*Material for this exercise*.
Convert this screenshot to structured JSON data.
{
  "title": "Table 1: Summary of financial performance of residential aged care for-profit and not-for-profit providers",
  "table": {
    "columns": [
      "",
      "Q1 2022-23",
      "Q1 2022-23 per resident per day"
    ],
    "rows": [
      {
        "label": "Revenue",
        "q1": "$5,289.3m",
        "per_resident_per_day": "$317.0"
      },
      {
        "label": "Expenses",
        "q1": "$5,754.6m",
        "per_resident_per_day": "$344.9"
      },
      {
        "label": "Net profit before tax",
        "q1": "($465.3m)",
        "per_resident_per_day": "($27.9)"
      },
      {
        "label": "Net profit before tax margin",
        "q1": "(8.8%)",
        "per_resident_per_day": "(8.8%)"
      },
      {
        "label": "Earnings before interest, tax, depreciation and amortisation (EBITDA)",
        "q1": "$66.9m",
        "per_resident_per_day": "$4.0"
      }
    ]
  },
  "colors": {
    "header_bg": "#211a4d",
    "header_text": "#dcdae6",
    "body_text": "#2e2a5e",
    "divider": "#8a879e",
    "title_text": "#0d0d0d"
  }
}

*Stated exercise*.
Copy each entry exactly, with nothing added or dropped.

*Problem solution*.
Convert this screenshot to structured JSON data.
{
  "title": "Table 1: Summary of financial performance of residential aged care for-profit and not-for-profit providers",
  "table": {
    "columns": [
      "",
      "Q1 2022-23",
      "Q1 2022-23 per resident per day"
    ],
    "rows": [
      {
        "label": "Revenue",
        "q1": "$5,289.3m",
        "per_resident_per_day": "$317.0"
      },
      {
        "label": "Expenses",
        "q1": "$5,754.6m",
        "per_resident_per_day": "$344.9"
      },
      {
        "label": "Net profit before tax",
        "q1": "($465.3m)",
        "per_resident_per_day": "($27.9)"
      },
      {
        "label": "Net profit before tax margin",
        "q1": "(8.8%)",
        "per_resident_per_day": "(8.8%)"
      },
      {
        "label": "Earnings before interest, tax, depreciation and amortisation (EBITDA)",
        "q1": "$66.9m",
        "per_resident_per_day": "$4.0"
      }
    ]
  },
  "colors": {
    "header_bg": "#211a4d",
    "header_text": "#dcdae6",
    "body_text": "#2e2a5e",
    "divider": "#8a879e",
    "title_text": "#0d0d0d"
  }
}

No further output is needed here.